--- What the task asks ---
Your task is to write out the complete listing exactly as it is shown.

--- Task input ---
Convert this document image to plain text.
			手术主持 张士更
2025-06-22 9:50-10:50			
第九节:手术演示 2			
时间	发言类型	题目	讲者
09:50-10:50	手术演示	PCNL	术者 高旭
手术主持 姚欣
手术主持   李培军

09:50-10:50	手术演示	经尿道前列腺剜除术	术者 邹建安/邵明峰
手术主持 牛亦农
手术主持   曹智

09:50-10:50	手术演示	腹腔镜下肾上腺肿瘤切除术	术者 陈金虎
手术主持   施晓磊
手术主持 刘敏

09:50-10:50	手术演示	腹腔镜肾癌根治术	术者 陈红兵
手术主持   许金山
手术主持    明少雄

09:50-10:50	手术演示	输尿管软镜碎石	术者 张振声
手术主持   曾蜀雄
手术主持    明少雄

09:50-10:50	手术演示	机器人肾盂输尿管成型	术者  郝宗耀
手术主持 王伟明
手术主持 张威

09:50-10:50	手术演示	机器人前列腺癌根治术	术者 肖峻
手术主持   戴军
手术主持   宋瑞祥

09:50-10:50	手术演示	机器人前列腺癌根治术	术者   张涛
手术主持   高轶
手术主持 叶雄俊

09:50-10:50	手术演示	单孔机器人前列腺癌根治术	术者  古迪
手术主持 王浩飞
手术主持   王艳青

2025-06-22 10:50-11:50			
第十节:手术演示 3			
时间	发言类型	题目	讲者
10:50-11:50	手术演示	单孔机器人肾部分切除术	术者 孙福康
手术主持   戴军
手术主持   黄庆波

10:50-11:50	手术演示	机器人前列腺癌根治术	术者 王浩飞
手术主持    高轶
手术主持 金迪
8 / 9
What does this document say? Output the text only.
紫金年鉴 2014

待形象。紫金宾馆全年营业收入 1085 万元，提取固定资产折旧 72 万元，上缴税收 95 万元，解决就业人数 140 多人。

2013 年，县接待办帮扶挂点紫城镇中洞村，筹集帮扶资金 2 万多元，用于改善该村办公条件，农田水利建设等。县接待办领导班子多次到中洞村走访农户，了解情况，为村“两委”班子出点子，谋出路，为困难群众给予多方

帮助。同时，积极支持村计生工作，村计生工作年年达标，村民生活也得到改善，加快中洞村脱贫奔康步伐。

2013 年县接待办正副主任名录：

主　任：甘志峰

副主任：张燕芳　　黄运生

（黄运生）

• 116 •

--- Exercise solution ---
Convert this document image to plain text.
			手术主持 张士更
2025-06-22 9:50-10:50			
第九节:手术演示 2			
时间	发言类型	题目	讲者
09:50-10:50	手术演示	PCNL	术者 高旭
手术主持 姚欣
手术主持   李培军

09:50-10:50	手术演示	经尿道前列腺剜除术	术者 邹建安/邵明峰
手术主持 牛亦农
手术主持   曹智

09:50-10:50	手术演示	腹腔镜下肾上腺肿瘤切除术	术者 陈金虎
手术主持   施晓磊
手术主持 刘敏

09:50-10:50	手术演示	腹腔镜肾癌根治术	术者 陈红兵
手术主持   许金山
手术主持    明少雄

09:50-10:50	手术演示	输尿管软镜碎石	术者 张振声
手术主持   曾蜀雄
手术主持    明少雄

09:50-10:50	手术演示	机器人肾盂输尿管成型	术者  郝宗耀
手术主持 王伟明
手术主持 张威

09:50-10:50	手术演示	机器人前列腺癌根治术	术者 肖峻
手术主持   戴军
手术主持   宋瑞祥

09:50-10:50	手术演示	机器人前列腺癌根治术	术者   张涛
手术主持   高轶
手术主持 叶雄俊

09:50-10:50	手术演示	单孔机器人前列腺癌根治术	术者  古迪
手术主持 王浩飞
手术主持   王艳青

2025-06-22 10:50-11:50			
第十节:手术演示 3			
时间	发言类型	题目	讲者
10:50-11:50	手术演示	单孔机器人肾部分切除术	术者 孙福康
手术主持   戴军
手术主持   黄庆波

10:50-11:50	手术演示	机器人前列腺癌根治术	术者 王浩飞
手术主持    高轶
手术主持 金迪
8 / 9
What does this document say? Output the text only.
紫金年鉴 2014

待形象。紫金宾馆全年营业收入 1085 万元，提取固定资产折旧 72 万元，上缴税收 95 万元，解决就业人数 140 多人。

2013 年，县接待办帮扶挂点紫城镇中洞村，筹集帮扶资金 2 万多元，用于改善该村办公条件，农田水利建设等。县接待办领导班子多次到中洞村走访农户，了解情况，为村“两委”班子出点子，谋出路，为困难群众给予多方

帮助。同时，积极支持村计生工作，村计生工作年年达标，村民生活也得到改善，加快中洞村脱贫奔康步伐。

2013 年县接待办正副主任名录：

主　任：甘志峰

副主任：张燕芳　　黄运生

（黄运生）

• 116 •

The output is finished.